◆ Your task: Count only the lines of the records that hold "Kenyan", then give the number without any other words.

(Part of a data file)
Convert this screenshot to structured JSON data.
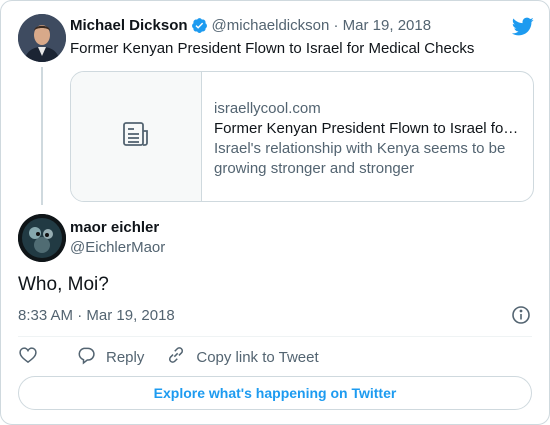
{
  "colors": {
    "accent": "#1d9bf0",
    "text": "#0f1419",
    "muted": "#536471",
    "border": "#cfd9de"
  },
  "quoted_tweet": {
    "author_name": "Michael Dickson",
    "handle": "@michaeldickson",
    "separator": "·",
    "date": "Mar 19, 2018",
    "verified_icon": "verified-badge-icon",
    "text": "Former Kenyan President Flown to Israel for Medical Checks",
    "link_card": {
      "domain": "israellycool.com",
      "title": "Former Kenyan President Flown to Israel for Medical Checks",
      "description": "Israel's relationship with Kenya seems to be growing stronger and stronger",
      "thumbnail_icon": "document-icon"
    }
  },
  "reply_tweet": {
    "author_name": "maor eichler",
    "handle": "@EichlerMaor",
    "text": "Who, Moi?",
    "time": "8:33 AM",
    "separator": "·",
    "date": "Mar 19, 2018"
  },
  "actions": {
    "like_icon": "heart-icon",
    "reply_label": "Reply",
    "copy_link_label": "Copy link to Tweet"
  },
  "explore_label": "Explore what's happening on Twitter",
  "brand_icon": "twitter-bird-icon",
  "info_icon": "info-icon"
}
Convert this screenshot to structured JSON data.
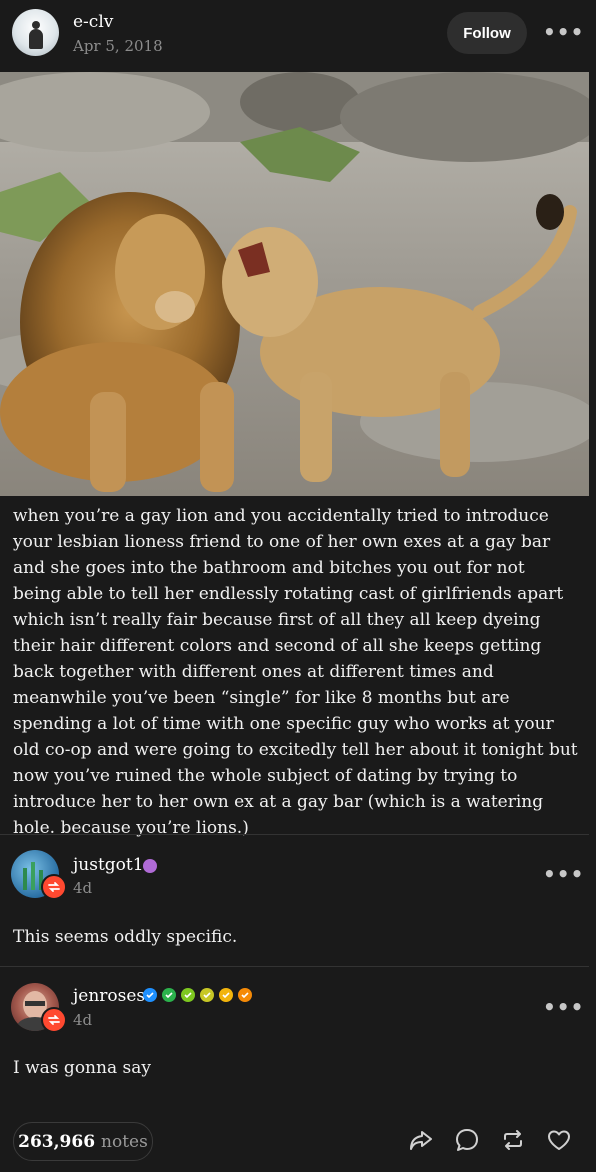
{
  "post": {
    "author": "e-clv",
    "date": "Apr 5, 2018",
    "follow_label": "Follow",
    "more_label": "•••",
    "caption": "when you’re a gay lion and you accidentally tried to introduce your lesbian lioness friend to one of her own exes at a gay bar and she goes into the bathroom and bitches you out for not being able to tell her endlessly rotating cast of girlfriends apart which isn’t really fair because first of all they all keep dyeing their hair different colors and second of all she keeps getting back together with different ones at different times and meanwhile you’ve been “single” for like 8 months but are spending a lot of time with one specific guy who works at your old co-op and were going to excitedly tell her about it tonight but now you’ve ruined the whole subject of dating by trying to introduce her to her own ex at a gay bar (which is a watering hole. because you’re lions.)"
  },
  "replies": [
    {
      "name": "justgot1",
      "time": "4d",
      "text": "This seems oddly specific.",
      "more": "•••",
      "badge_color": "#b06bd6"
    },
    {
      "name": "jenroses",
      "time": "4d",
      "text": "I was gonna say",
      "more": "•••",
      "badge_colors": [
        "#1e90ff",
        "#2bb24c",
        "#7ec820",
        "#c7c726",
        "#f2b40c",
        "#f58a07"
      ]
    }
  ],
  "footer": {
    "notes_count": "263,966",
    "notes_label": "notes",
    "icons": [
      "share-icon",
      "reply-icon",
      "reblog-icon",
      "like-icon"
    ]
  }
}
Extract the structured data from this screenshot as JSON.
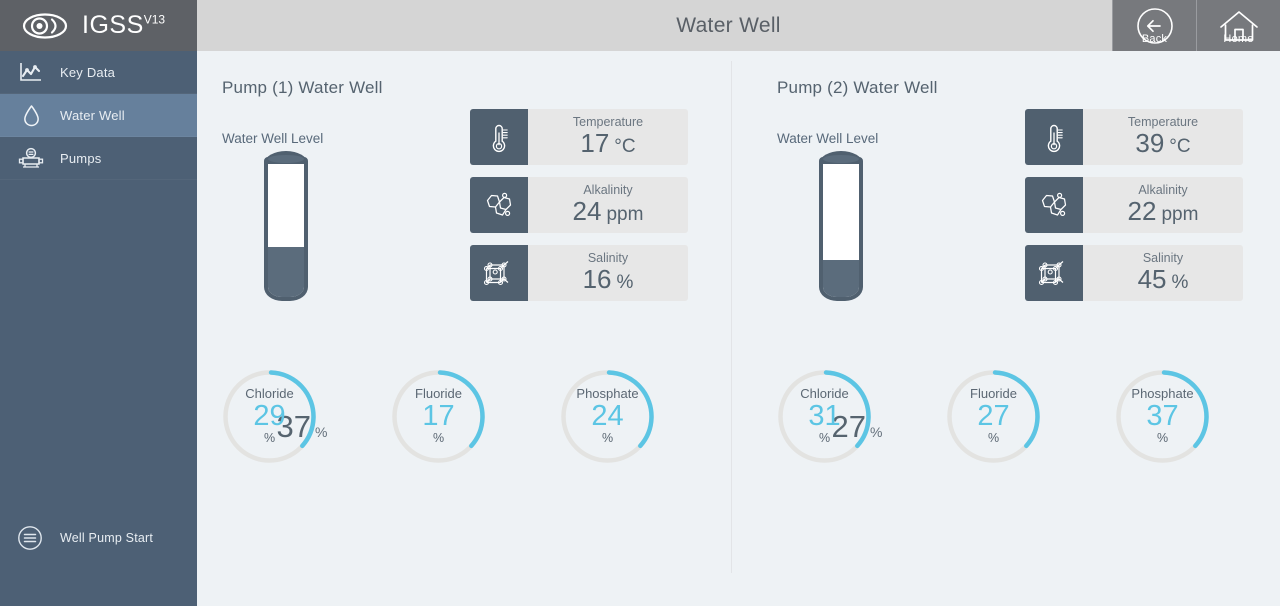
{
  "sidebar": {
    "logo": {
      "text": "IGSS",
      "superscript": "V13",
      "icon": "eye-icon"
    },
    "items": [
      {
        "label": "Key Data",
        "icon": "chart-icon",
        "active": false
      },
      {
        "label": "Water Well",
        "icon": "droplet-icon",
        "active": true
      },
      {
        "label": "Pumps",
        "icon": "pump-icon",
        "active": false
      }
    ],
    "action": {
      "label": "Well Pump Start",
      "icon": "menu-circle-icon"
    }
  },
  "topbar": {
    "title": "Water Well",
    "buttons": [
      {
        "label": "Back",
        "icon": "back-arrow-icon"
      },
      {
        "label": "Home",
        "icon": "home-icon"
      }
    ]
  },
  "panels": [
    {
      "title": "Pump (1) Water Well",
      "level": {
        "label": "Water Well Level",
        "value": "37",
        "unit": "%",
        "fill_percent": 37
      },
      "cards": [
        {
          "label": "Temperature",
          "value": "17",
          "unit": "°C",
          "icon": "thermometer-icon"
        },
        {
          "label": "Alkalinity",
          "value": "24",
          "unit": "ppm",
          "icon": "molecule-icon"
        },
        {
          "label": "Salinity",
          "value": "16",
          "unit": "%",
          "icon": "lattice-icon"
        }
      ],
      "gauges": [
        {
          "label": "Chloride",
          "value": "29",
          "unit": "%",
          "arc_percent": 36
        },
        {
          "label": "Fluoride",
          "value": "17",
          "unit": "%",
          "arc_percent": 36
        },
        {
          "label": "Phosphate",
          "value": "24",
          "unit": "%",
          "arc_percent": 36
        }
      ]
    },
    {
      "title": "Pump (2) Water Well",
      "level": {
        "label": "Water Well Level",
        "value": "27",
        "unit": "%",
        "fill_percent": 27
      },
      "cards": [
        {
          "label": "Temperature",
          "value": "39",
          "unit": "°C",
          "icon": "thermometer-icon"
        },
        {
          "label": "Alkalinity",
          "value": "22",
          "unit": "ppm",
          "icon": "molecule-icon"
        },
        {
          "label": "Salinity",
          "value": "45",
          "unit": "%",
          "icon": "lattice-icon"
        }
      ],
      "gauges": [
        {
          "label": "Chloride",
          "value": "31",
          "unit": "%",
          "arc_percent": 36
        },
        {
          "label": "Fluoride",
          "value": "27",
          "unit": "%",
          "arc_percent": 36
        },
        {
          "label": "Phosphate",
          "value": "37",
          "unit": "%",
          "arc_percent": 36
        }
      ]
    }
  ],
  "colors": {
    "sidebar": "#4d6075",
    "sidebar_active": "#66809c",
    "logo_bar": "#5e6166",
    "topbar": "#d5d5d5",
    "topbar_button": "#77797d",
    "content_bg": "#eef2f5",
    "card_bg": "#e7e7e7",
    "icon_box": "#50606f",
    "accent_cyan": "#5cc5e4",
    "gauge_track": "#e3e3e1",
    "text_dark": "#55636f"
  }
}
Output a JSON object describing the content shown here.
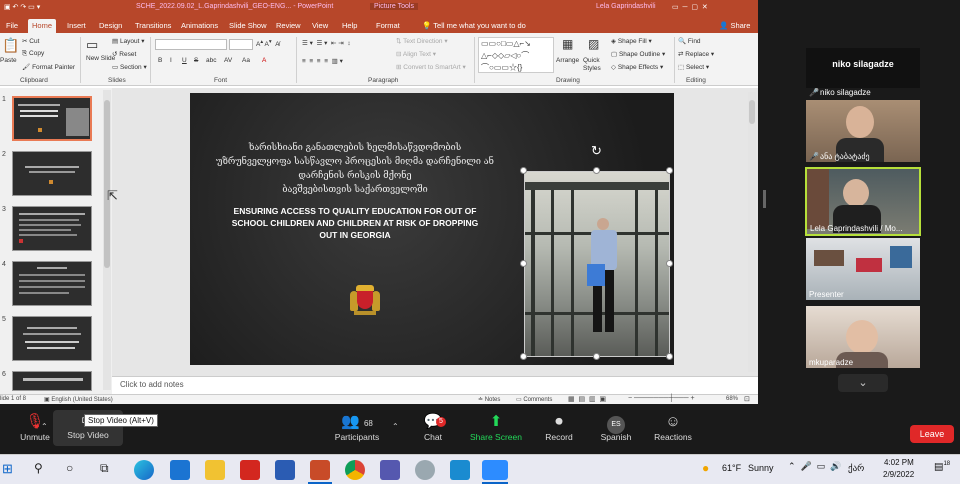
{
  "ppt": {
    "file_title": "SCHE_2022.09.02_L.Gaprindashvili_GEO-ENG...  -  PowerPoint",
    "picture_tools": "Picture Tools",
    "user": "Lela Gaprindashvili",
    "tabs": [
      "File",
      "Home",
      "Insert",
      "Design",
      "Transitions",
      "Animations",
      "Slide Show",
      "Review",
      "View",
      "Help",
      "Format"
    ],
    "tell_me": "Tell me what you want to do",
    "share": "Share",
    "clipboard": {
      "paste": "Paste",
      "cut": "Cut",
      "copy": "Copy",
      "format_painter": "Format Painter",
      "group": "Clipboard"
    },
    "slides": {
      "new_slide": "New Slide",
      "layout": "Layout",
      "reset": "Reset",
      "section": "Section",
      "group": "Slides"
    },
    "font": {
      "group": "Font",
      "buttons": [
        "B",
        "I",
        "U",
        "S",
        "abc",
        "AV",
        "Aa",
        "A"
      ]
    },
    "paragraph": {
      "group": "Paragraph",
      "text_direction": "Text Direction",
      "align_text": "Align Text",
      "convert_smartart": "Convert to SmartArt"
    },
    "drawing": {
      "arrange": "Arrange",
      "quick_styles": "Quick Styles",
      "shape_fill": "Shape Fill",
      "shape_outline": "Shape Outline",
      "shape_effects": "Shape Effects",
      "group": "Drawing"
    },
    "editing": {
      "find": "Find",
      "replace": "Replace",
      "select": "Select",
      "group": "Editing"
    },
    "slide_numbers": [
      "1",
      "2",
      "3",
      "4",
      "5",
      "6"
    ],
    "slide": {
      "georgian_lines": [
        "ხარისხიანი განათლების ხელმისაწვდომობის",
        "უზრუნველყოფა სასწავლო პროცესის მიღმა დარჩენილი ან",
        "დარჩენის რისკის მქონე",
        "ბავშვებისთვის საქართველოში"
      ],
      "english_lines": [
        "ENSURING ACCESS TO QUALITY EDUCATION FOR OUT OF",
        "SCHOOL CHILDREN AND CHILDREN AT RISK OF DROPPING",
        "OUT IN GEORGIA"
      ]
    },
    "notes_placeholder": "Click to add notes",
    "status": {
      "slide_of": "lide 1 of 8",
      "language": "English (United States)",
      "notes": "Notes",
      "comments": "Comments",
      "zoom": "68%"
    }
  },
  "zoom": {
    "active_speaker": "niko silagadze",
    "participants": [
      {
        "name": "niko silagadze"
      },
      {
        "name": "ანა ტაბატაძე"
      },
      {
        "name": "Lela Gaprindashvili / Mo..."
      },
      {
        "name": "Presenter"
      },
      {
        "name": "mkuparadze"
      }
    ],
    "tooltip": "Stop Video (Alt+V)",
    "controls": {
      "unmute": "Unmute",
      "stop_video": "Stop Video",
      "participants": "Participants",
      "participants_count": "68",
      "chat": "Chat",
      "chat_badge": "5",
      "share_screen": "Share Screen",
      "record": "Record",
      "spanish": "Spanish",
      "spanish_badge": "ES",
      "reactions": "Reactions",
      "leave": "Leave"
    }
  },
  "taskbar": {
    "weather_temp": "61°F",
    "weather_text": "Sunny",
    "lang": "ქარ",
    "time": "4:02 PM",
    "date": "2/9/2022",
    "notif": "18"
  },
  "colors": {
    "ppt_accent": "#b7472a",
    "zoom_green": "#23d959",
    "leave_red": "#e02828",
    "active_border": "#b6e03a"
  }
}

◆ Response: 2